## Start Records provided

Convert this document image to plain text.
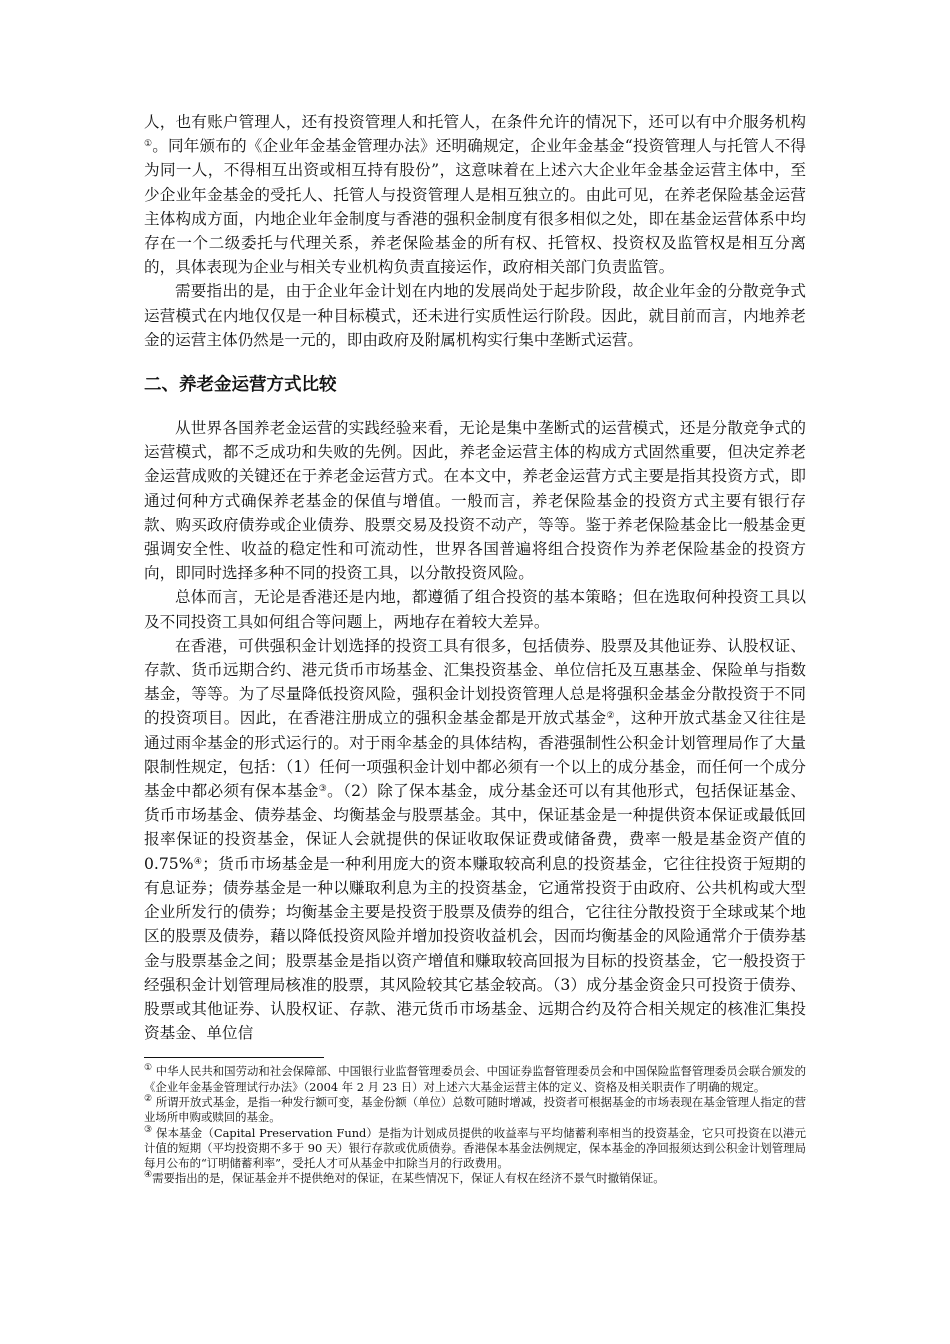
人，也有账户管理人，还有投资管理人和托管人，在条件允许的情况下，还可以有中介服务机构①。同年颁布的《企业年金基金管理办法》还明确规定，企业年金基金“投资管理人与托管人不得为同一人，不得相互出资或相互持有股份”，这意味着在上述六大企业年金基金运营主体中，至少企业年金基金的受托人、托管人与投资管理人是相互独立的。由此可见，在养老保险基金运营主体构成方面，内地企业年金制度与香港的强积金制度有很多相似之处，即在基金运营体系中均存在一个二级委托与代理关系，养老保险基金的所有权、托管权、投资权及监管权是相互分离的，具体表现为企业与相关专业机构负责直接运作，政府相关部门负责监管。

需要指出的是，由于企业年金计划在内地的发展尚处于起步阶段，故企业年金的分散竞争式运营模式在内地仅仅是一种目标模式，还未进行实质性运行阶段。因此，就目前而言，内地养老金的运营主体仍然是一元的，即由政府及附属机构实行集中垄断式运营。

二、养老金运营方式比较

从世界各国养老金运营的实践经验来看，无论是集中垄断式的运营模式，还是分散竞争式的运营模式，都不乏成功和失败的先例。因此，养老金运营主体的构成方式固然重要，但决定养老金运营成败的关键还在于养老金运营方式。在本文中，养老金运营方式主要是指其投资方式，即通过何种方式确保养老基金的保值与增值。一般而言，养老保险基金的投资方式主要有银行存款、购买政府债券或企业债券、股票交易及投资不动产，等等。鉴于养老保险基金比一般基金更强调安全性、收益的稳定性和可流动性，世界各国普遍将组合投资作为养老保险基金的投资方向，即同时选择多种不同的投资工具，以分散投资风险。

总体而言，无论是香港还是内地，都遵循了组合投资的基本策略；但在选取何种投资工具以及不同投资工具如何组合等问题上，两地存在着较大差异。

在香港，可供强积金计划选择的投资工具有很多，包括债券、股票及其他证券、认股权证、存款、货币远期合约、港元货币市场基金、汇集投资基金、单位信托及互惠基金、保险单与指数基金，等等。为了尽量降低投资风险，强积金计划投资管理人总是将强积金基金分散投资于不同的投资项目。因此，在香港注册成立的强积金基金都是开放式基金②，这种开放式基金又往往是通过雨伞基金的形式运行的。对于雨伞基金的具体结构，香港强制性公积金计划管理局作了大量限制性规定，包括：（1）任何一项强积金计划中都必须有一个以上的成分基金，而任何一个成分基金中都必须有保本基金③。（2）除了保本基金，成分基金还可以有其他形式，包括保证基金、货币市场基金、债券基金、均衡基金与股票基金。其中，保证基金是一种提供资本保证或最低回报率保证的投资基金，保证人会就提供的保证收取保证费或储备费，费率一般是基金资产值的 0.75%④；货币市场基金是一种利用庞大的资本赚取较高利息的投资基金，它往往投资于短期的有息证券；债券基金是一种以赚取利息为主的投资基金，它通常投资于由政府、公共机构或大型企业所发行的债券；均衡基金主要是投资于股票及债券的组合，它往往分散投资于全球或某个地区的股票及债券，藉以降低投资风险并增加投资收益机会，因而均衡基金的风险通常介于债券基金与股票基金之间；股票基金是指以资产增值和赚取较高回报为目标的投资基金，它一般投资于经强积金计划管理局核准的股票，其风险较其它基金较高。（3）成分基金资金只可投资于债券、股票或其他证券、认股权证、存款、港元货币市场基金、远期合约及符合相关规定的核准汇集投资基金、单位信

① 中华人民共和国劳动和社会保障部、中国银行业监督管理委员会、中国证券监督管理委员会和中国保险监督管理委员会联合颁发的《企业年金基金管理试行办法》（2004 年 2 月 23 日）对上述六大基金运营主体的定义、资格及相关职责作了明确的规定。

② 所谓开放式基金，是指一种发行额可变，基金份额（单位）总数可随时增减，投资者可根据基金的市场表现在基金管理人指定的营业场所申购或赎回的基金。

③ 保本基金（Capital Preservation Fund）是指为计划成员提供的收益率与平均储蓄利率相当的投资基金，它只可投资在以港元计值的短期（平均投资期不多于 90 天）银行存款或优质债券。香港保本基金法例规定，保本基金的净回报须达到公积金计划管理局每月公布的“订明储蓄利率”，受托人才可从基金中扣除当月的行政费用。

④需要指出的是，保证基金并不提供绝对的保证，在某些情况下，保证人有权在经济不景气时撤销保证。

## End Records provided

- Exercise goal
From the listing, extract all text exactly as given and drop any picture.

- Solution to this exercise
Convert this document image to plain text.
人，也有账户管理人，还有投资管理人和托管人，在条件允许的情况下，还可以有中介服务机构①。同年颁布的《企业年金基金管理办法》还明确规定，企业年金基金“投资管理人与托管人不得为同一人，不得相互出资或相互持有股份”，这意味着在上述六大企业年金基金运营主体中，至少企业年金基金的受托人、托管人与投资管理人是相互独立的。由此可见，在养老保险基金运营主体构成方面，内地企业年金制度与香港的强积金制度有很多相似之处，即在基金运营体系中均存在一个二级委托与代理关系，养老保险基金的所有权、托管权、投资权及监管权是相互分离的，具体表现为企业与相关专业机构负责直接运作，政府相关部门负责监管。

需要指出的是，由于企业年金计划在内地的发展尚处于起步阶段，故企业年金的分散竞争式运营模式在内地仅仅是一种目标模式，还未进行实质性运行阶段。因此，就目前而言，内地养老金的运营主体仍然是一元的，即由政府及附属机构实行集中垄断式运营。

二、养老金运营方式比较

从世界各国养老金运营的实践经验来看，无论是集中垄断式的运营模式，还是分散竞争式的运营模式，都不乏成功和失败的先例。因此，养老金运营主体的构成方式固然重要，但决定养老金运营成败的关键还在于养老金运营方式。在本文中，养老金运营方式主要是指其投资方式，即通过何种方式确保养老基金的保值与增值。一般而言，养老保险基金的投资方式主要有银行存款、购买政府债券或企业债券、股票交易及投资不动产，等等。鉴于养老保险基金比一般基金更强调安全性、收益的稳定性和可流动性，世界各国普遍将组合投资作为养老保险基金的投资方向，即同时选择多种不同的投资工具，以分散投资风险。

总体而言，无论是香港还是内地，都遵循了组合投资的基本策略；但在选取何种投资工具以及不同投资工具如何组合等问题上，两地存在着较大差异。

在香港，可供强积金计划选择的投资工具有很多，包括债券、股票及其他证券、认股权证、存款、货币远期合约、港元货币市场基金、汇集投资基金、单位信托及互惠基金、保险单与指数基金，等等。为了尽量降低投资风险，强积金计划投资管理人总是将强积金基金分散投资于不同的投资项目。因此，在香港注册成立的强积金基金都是开放式基金②，这种开放式基金又往往是通过雨伞基金的形式运行的。对于雨伞基金的具体结构，香港强制性公积金计划管理局作了大量限制性规定，包括：（1）任何一项强积金计划中都必须有一个以上的成分基金，而任何一个成分基金中都必须有保本基金③。（2）除了保本基金，成分基金还可以有其他形式，包括保证基金、货币市场基金、债券基金、均衡基金与股票基金。其中，保证基金是一种提供资本保证或最低回报率保证的投资基金，保证人会就提供的保证收取保证费或储备费，费率一般是基金资产值的 0.75%④；货币市场基金是一种利用庞大的资本赚取较高利息的投资基金，它往往投资于短期的有息证券；债券基金是一种以赚取利息为主的投资基金，它通常投资于由政府、公共机构或大型企业所发行的债券；均衡基金主要是投资于股票及债券的组合，它往往分散投资于全球或某个地区的股票及债券，藉以降低投资风险并增加投资收益机会，因而均衡基金的风险通常介于债券基金与股票基金之间；股票基金是指以资产增值和赚取较高回报为目标的投资基金，它一般投资于经强积金计划管理局核准的股票，其风险较其它基金较高。（3）成分基金资金只可投资于债券、股票或其他证券、认股权证、存款、港元货币市场基金、远期合约及符合相关规定的核准汇集投资基金、单位信

① 中华人民共和国劳动和社会保障部、中国银行业监督管理委员会、中国证券监督管理委员会和中国保险监督管理委员会联合颁发的《企业年金基金管理试行办法》（2004 年 2 月 23 日）对上述六大基金运营主体的定义、资格及相关职责作了明确的规定。

② 所谓开放式基金，是指一种发行额可变，基金份额（单位）总数可随时增减，投资者可根据基金的市场表现在基金管理人指定的营业场所申购或赎回的基金。

③ 保本基金（Capital Preservation Fund）是指为计划成员提供的收益率与平均储蓄利率相当的投资基金，它只可投资在以港元计值的短期（平均投资期不多于 90 天）银行存款或优质债券。香港保本基金法例规定，保本基金的净回报须达到公积金计划管理局每月公布的“订明储蓄利率”，受托人才可从基金中扣除当月的行政费用。

④需要指出的是，保证基金并不提供绝对的保证，在某些情况下，保证人有权在经济不景气时撤销保证。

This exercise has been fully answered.